■ **Problem statement**
Print the entries below word for word; the pictures stay out of your copy.

■ **Data shown**
* * *

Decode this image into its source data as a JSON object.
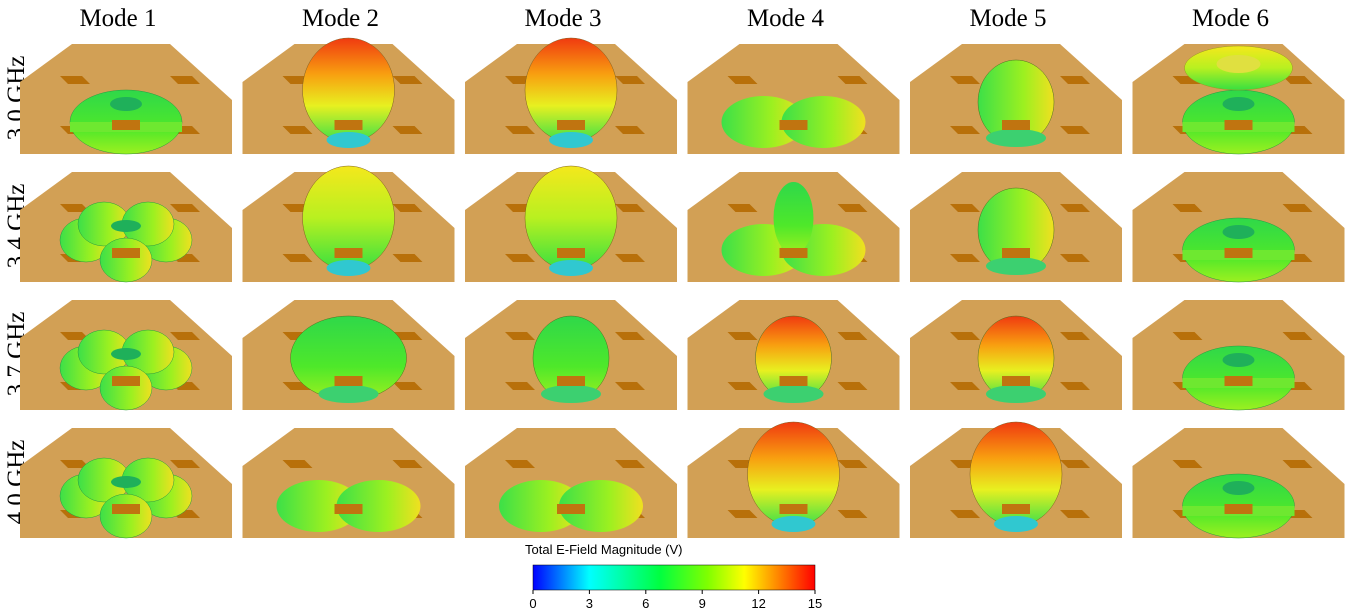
{
  "columns": [
    "Mode 1",
    "Mode 2",
    "Mode 3",
    "Mode 4",
    "Mode 5",
    "Mode 6"
  ],
  "rows": [
    "3.0 GHz",
    "3.4 GHz",
    "3.7 GHz",
    "4.0 GHz"
  ],
  "colorbar": {
    "title": "Total E-Field Magnitude (V)",
    "lim": [
      0,
      15
    ],
    "ticks": [
      0,
      3,
      6,
      9,
      12,
      15
    ]
  }
}
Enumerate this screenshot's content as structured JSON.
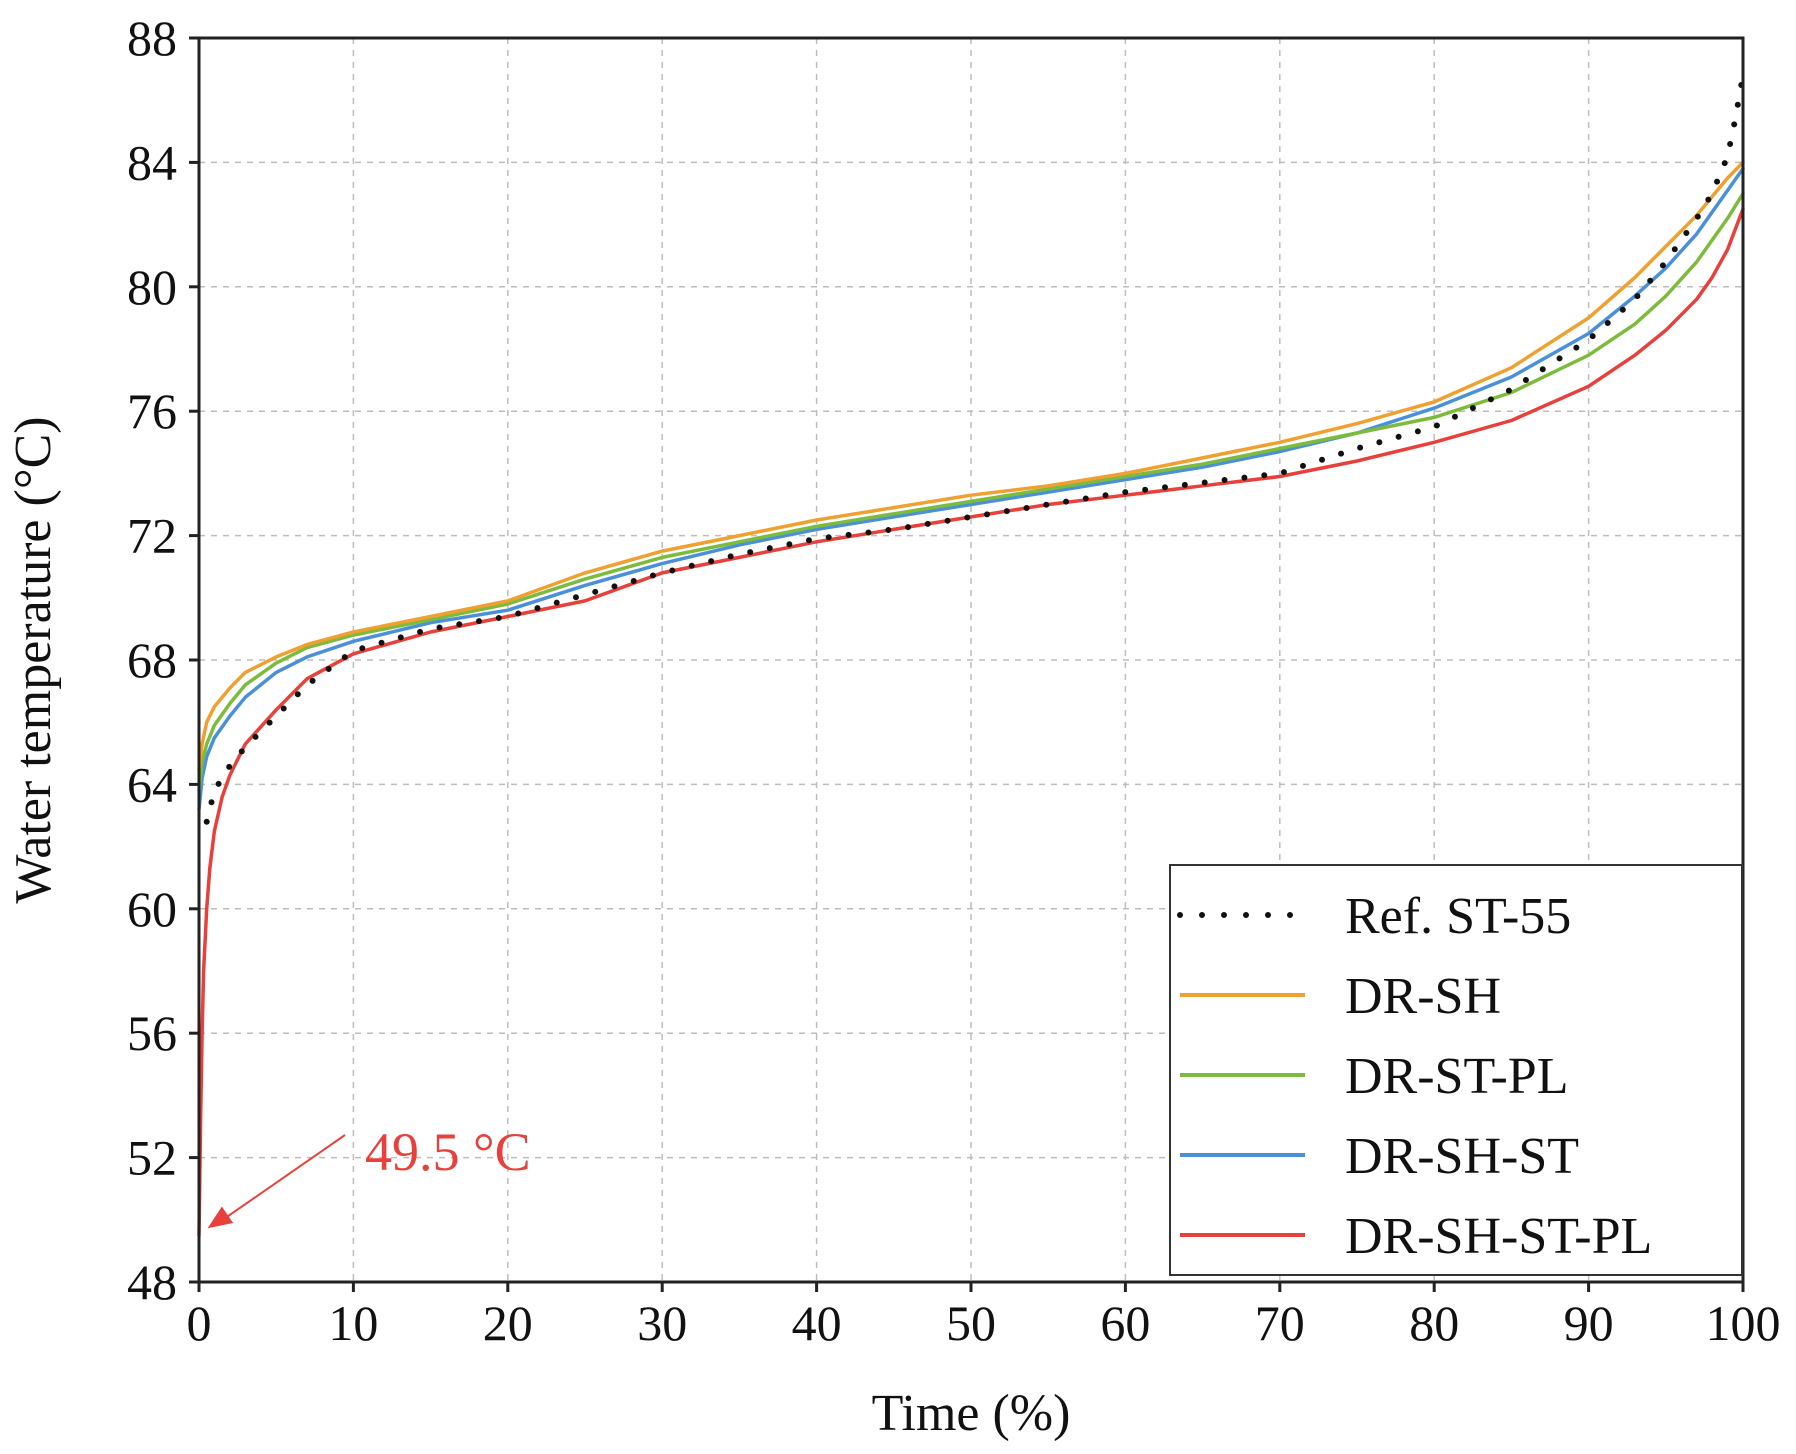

* * *

■ **The reply**
Decode this image into its source data as a JSON object.
{
  "columns": [
    "Mode 1",
    "Mode 2",
    "Mode 3",
    "Mode 4",
    "Mode 5",
    "Mode 6"
  ],
  "rows": [
    "3.0 GHz",
    "3.4 GHz",
    "3.7 GHz",
    "4.0 GHz"
  ],
  "colorbar": {
    "title": "Total E-Field Magnitude (V)",
    "lim": [
      0,
      15
    ],
    "ticks": [
      0,
      3,
      6,
      9,
      12,
      15
    ]
  }
}
Enumerate this screenshot's content as structured JSON.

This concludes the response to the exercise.